-- BEGIN --

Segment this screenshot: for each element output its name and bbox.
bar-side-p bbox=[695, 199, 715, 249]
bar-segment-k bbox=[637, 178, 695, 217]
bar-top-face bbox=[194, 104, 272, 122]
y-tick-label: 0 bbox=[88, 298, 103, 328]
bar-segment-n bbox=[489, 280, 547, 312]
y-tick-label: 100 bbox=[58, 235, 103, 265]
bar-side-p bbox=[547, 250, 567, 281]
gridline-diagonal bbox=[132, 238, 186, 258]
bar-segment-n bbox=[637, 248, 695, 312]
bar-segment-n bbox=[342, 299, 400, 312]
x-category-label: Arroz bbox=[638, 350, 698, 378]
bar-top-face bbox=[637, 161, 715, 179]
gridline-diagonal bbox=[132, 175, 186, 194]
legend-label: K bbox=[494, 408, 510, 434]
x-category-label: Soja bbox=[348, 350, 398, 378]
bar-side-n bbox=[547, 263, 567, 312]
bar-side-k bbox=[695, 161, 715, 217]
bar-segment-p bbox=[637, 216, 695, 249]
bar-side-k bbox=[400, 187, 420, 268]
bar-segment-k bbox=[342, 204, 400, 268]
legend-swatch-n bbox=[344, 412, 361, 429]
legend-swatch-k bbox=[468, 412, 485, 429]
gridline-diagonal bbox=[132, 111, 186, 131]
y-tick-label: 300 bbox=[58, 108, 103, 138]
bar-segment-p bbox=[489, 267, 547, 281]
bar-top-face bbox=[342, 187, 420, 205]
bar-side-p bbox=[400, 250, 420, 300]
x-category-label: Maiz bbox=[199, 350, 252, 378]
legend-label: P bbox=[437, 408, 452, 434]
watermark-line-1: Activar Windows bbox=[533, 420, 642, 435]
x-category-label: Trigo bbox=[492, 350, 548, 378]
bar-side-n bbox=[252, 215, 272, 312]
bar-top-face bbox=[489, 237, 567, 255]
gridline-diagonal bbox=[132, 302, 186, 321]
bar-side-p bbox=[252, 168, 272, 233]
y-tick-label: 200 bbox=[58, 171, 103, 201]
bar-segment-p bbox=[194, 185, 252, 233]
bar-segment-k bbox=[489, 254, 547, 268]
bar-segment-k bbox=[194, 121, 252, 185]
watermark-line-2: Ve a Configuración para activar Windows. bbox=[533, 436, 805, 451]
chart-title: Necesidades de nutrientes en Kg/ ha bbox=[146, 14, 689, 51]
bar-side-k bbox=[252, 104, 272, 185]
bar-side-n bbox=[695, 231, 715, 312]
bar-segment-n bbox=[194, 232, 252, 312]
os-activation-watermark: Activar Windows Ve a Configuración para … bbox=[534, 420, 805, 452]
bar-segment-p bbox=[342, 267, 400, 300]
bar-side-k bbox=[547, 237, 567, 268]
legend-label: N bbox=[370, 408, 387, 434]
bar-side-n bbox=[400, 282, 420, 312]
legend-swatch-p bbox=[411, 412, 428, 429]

-- END --

◆ **REQUIRED TASK**: Copy the records verbatim from the start through the line containing "legend-swatch-n bbox=[344, 412, 361, 429]", including that line.

◆ **EXPECTED OUTPUT**:
Segment this screenshot: for each element output its name and bbox.
bar-side-p bbox=[695, 199, 715, 249]
bar-segment-k bbox=[637, 178, 695, 217]
bar-top-face bbox=[194, 104, 272, 122]
y-tick-label: 0 bbox=[88, 298, 103, 328]
bar-segment-n bbox=[489, 280, 547, 312]
y-tick-label: 100 bbox=[58, 235, 103, 265]
bar-side-p bbox=[547, 250, 567, 281]
gridline-diagonal bbox=[132, 238, 186, 258]
bar-segment-n bbox=[637, 248, 695, 312]
bar-segment-n bbox=[342, 299, 400, 312]
x-category-label: Arroz bbox=[638, 350, 698, 378]
bar-top-face bbox=[637, 161, 715, 179]
gridline-diagonal bbox=[132, 175, 186, 194]
legend-label: K bbox=[494, 408, 510, 434]
x-category-label: Soja bbox=[348, 350, 398, 378]
bar-side-n bbox=[547, 263, 567, 312]
bar-side-k bbox=[695, 161, 715, 217]
bar-segment-p bbox=[637, 216, 695, 249]
bar-side-k bbox=[400, 187, 420, 268]
bar-segment-k bbox=[342, 204, 400, 268]
legend-swatch-n bbox=[344, 412, 361, 429]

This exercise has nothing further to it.